» INSTRUCTIONS FOR THE TASK
Each entry below is to be given again word for word, with no pictures.

# # # # #

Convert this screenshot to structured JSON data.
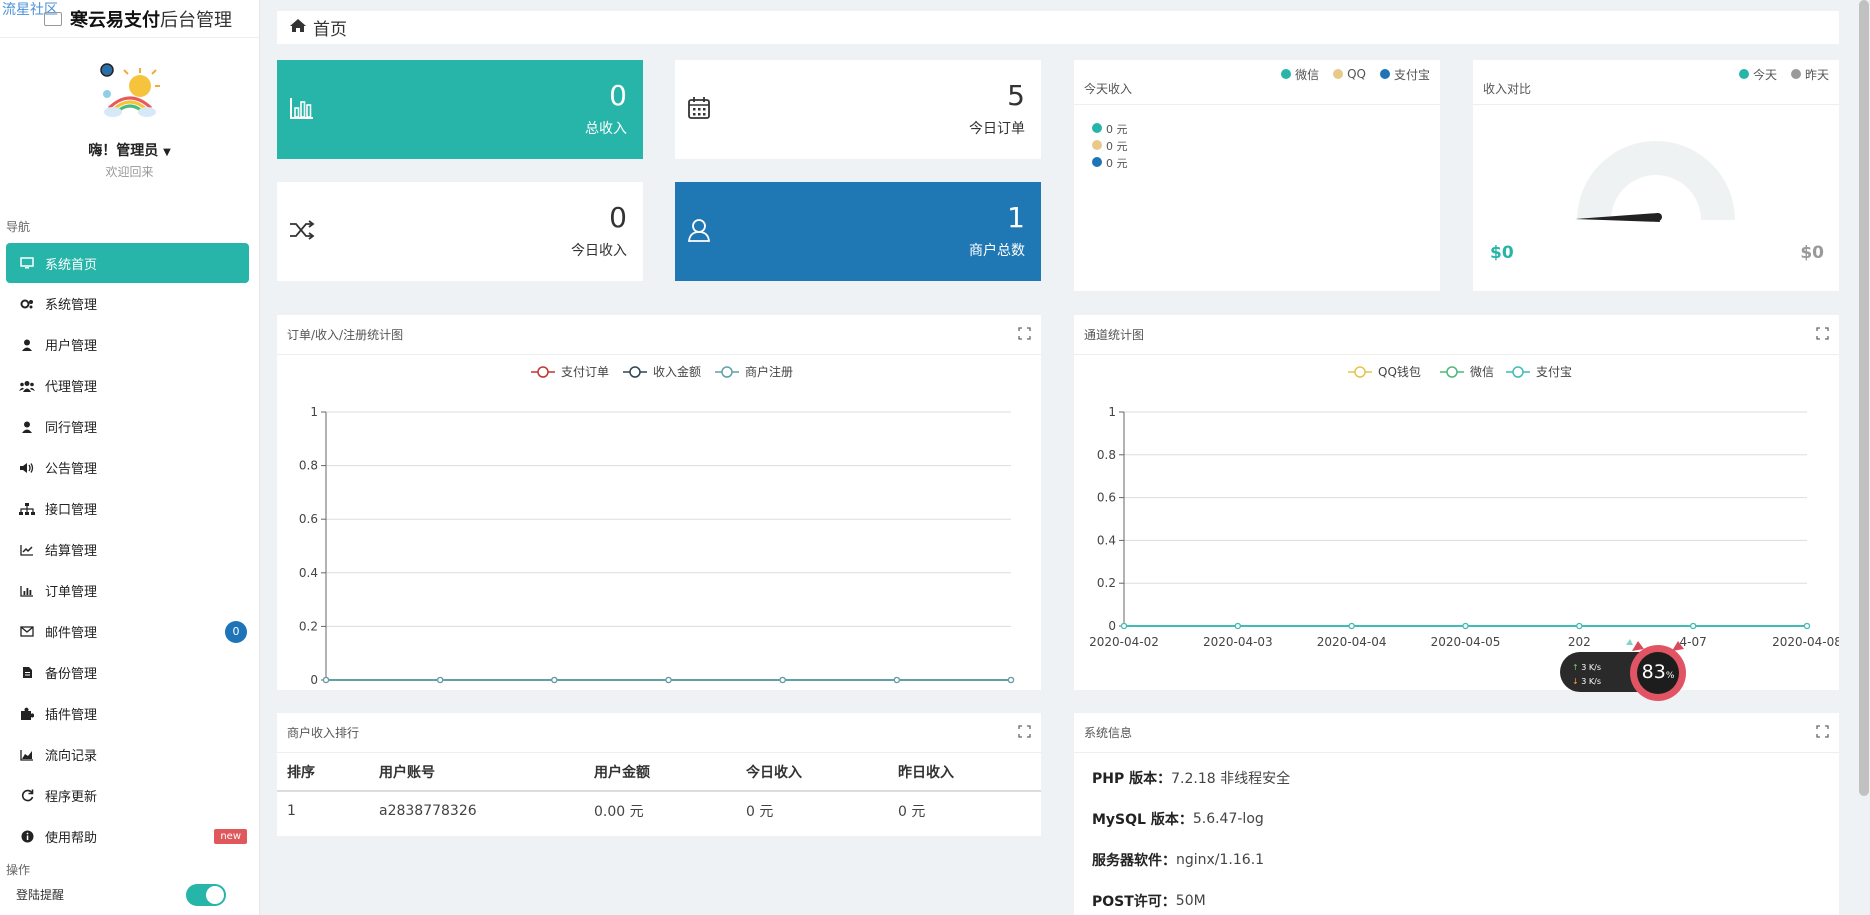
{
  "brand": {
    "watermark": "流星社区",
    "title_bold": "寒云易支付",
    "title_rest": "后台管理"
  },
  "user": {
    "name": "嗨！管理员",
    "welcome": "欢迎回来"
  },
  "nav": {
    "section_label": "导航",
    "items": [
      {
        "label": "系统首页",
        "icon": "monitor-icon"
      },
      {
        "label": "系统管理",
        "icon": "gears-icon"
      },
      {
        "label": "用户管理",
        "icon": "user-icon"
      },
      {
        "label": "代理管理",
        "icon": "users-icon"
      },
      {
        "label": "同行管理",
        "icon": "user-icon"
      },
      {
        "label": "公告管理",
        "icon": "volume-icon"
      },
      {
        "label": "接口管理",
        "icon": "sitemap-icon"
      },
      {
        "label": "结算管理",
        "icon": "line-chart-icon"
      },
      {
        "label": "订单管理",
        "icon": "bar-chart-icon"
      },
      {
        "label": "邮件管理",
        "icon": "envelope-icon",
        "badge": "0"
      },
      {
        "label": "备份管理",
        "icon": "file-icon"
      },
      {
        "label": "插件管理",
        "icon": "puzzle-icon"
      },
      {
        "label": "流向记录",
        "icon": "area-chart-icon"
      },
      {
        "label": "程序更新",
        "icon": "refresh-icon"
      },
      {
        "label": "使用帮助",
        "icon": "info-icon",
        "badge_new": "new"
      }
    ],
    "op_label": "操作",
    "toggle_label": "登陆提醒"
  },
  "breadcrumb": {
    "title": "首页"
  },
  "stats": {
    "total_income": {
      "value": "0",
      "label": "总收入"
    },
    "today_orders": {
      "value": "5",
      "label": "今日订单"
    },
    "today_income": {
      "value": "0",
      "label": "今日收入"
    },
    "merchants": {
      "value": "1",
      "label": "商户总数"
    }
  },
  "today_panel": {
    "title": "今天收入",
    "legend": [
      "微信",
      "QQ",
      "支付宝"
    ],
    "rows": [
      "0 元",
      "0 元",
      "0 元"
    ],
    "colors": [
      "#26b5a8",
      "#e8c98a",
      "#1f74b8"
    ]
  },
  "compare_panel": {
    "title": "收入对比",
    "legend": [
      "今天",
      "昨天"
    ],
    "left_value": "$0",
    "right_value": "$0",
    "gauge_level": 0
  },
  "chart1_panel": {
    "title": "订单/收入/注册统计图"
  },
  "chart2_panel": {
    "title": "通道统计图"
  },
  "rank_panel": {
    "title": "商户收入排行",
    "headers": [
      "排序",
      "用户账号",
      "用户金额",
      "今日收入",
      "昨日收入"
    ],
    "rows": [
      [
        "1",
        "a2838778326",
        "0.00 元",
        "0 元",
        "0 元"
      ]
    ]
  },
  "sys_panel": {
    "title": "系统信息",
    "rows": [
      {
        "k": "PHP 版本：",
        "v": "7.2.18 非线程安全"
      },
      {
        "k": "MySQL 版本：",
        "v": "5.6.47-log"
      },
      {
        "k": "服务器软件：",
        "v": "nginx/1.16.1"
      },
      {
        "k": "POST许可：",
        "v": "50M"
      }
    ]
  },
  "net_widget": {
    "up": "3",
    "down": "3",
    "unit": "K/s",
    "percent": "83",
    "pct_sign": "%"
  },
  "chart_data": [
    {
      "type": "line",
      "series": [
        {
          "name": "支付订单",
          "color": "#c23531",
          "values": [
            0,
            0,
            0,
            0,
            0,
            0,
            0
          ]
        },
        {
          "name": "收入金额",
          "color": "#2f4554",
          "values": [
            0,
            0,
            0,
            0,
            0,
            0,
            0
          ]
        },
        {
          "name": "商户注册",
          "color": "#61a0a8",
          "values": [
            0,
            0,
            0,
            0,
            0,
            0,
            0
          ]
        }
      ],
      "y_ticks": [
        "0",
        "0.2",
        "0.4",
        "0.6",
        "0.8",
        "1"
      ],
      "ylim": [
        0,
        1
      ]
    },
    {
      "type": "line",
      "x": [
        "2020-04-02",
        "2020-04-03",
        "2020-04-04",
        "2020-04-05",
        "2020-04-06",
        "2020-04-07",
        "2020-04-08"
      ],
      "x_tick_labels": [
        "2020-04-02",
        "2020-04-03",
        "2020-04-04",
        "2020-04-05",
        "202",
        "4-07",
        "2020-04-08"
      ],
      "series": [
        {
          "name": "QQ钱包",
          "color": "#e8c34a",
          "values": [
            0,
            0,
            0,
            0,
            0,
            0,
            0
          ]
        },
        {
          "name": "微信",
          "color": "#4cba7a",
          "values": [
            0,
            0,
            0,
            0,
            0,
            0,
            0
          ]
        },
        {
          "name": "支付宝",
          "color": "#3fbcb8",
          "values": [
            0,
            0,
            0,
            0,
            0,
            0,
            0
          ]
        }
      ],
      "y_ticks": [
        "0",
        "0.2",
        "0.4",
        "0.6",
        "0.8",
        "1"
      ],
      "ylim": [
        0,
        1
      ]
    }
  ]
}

# # # # #

» WORKED ANSWER
Convert this screenshot to structured JSON data.
{
  "brand": {
    "watermark": "流星社区",
    "title_bold": "寒云易支付",
    "title_rest": "后台管理"
  },
  "user": {
    "name": "嗨！管理员",
    "welcome": "欢迎回来"
  },
  "nav": {
    "section_label": "导航",
    "items": [
      {
        "label": "系统首页",
        "icon": "monitor-icon"
      },
      {
        "label": "系统管理",
        "icon": "gears-icon"
      },
      {
        "label": "用户管理",
        "icon": "user-icon"
      },
      {
        "label": "代理管理",
        "icon": "users-icon"
      },
      {
        "label": "同行管理",
        "icon": "user-icon"
      },
      {
        "label": "公告管理",
        "icon": "volume-icon"
      },
      {
        "label": "接口管理",
        "icon": "sitemap-icon"
      },
      {
        "label": "结算管理",
        "icon": "line-chart-icon"
      },
      {
        "label": "订单管理",
        "icon": "bar-chart-icon"
      },
      {
        "label": "邮件管理",
        "icon": "envelope-icon",
        "badge": "0"
      },
      {
        "label": "备份管理",
        "icon": "file-icon"
      },
      {
        "label": "插件管理",
        "icon": "puzzle-icon"
      },
      {
        "label": "流向记录",
        "icon": "area-chart-icon"
      },
      {
        "label": "程序更新",
        "icon": "refresh-icon"
      },
      {
        "label": "使用帮助",
        "icon": "info-icon",
        "badge_new": "new"
      }
    ],
    "op_label": "操作",
    "toggle_label": "登陆提醒"
  },
  "breadcrumb": {
    "title": "首页"
  },
  "stats": {
    "total_income": {
      "value": "0",
      "label": "总收入"
    },
    "today_orders": {
      "value": "5",
      "label": "今日订单"
    },
    "today_income": {
      "value": "0",
      "label": "今日收入"
    },
    "merchants": {
      "value": "1",
      "label": "商户总数"
    }
  },
  "today_panel": {
    "title": "今天收入",
    "legend": [
      "微信",
      "QQ",
      "支付宝"
    ],
    "rows": [
      "0 元",
      "0 元",
      "0 元"
    ],
    "colors": [
      "#26b5a8",
      "#e8c98a",
      "#1f74b8"
    ]
  },
  "compare_panel": {
    "title": "收入对比",
    "legend": [
      "今天",
      "昨天"
    ],
    "left_value": "$0",
    "right_value": "$0",
    "gauge_level": 0
  },
  "chart1_panel": {
    "title": "订单/收入/注册统计图"
  },
  "chart2_panel": {
    "title": "通道统计图"
  },
  "rank_panel": {
    "title": "商户收入排行",
    "headers": [
      "排序",
      "用户账号",
      "用户金额",
      "今日收入",
      "昨日收入"
    ],
    "rows": [
      [
        "1",
        "a2838778326",
        "0.00 元",
        "0 元",
        "0 元"
      ]
    ]
  },
  "sys_panel": {
    "title": "系统信息",
    "rows": [
      {
        "k": "PHP 版本：",
        "v": "7.2.18 非线程安全"
      },
      {
        "k": "MySQL 版本：",
        "v": "5.6.47-log"
      },
      {
        "k": "服务器软件：",
        "v": "nginx/1.16.1"
      },
      {
        "k": "POST许可：",
        "v": "50M"
      }
    ]
  },
  "net_widget": {
    "up": "3",
    "down": "3",
    "unit": "K/s",
    "percent": "83",
    "pct_sign": "%"
  },
  "chart_data": [
    {
      "type": "line",
      "series": [
        {
          "name": "支付订单",
          "color": "#c23531",
          "values": [
            0,
            0,
            0,
            0,
            0,
            0,
            0
          ]
        },
        {
          "name": "收入金额",
          "color": "#2f4554",
          "values": [
            0,
            0,
            0,
            0,
            0,
            0,
            0
          ]
        },
        {
          "name": "商户注册",
          "color": "#61a0a8",
          "values": [
            0,
            0,
            0,
            0,
            0,
            0,
            0
          ]
        }
      ],
      "y_ticks": [
        "0",
        "0.2",
        "0.4",
        "0.6",
        "0.8",
        "1"
      ],
      "ylim": [
        0,
        1
      ]
    },
    {
      "type": "line",
      "x": [
        "2020-04-02",
        "2020-04-03",
        "2020-04-04",
        "2020-04-05",
        "2020-04-06",
        "2020-04-07",
        "2020-04-08"
      ],
      "x_tick_labels": [
        "2020-04-02",
        "2020-04-03",
        "2020-04-04",
        "2020-04-05",
        "202",
        "4-07",
        "2020-04-08"
      ],
      "series": [
        {
          "name": "QQ钱包",
          "color": "#e8c34a",
          "values": [
            0,
            0,
            0,
            0,
            0,
            0,
            0
          ]
        },
        {
          "name": "微信",
          "color": "#4cba7a",
          "values": [
            0,
            0,
            0,
            0,
            0,
            0,
            0
          ]
        },
        {
          "name": "支付宝",
          "color": "#3fbcb8",
          "values": [
            0,
            0,
            0,
            0,
            0,
            0,
            0
          ]
        }
      ],
      "y_ticks": [
        "0",
        "0.2",
        "0.4",
        "0.6",
        "0.8",
        "1"
      ],
      "ylim": [
        0,
        1
      ]
    }
  ]
}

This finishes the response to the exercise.